▸ Short exercise
Search the data below for the word "this" and copy each line that holds it.

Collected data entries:

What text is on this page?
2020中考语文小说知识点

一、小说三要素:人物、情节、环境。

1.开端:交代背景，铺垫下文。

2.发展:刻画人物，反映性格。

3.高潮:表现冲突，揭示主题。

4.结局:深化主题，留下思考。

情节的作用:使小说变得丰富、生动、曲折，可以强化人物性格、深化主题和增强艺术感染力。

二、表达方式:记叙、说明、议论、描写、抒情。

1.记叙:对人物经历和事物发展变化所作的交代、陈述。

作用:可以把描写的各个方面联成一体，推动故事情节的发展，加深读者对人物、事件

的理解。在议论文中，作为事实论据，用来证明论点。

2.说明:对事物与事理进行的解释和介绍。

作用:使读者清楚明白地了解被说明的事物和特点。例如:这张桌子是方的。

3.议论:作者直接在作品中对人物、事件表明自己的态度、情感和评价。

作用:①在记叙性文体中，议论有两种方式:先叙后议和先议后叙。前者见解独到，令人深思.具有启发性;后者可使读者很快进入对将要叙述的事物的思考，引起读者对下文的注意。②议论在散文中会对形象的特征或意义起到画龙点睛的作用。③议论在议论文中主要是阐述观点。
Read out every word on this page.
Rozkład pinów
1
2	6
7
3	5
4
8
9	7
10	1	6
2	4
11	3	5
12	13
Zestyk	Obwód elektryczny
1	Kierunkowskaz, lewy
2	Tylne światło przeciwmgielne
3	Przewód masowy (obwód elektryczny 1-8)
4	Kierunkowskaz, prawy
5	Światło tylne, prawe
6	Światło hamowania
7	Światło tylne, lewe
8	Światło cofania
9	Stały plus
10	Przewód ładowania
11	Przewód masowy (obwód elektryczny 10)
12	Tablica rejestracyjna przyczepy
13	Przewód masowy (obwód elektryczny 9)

▸ Full response
What text is on this page?
Read out every word on this page.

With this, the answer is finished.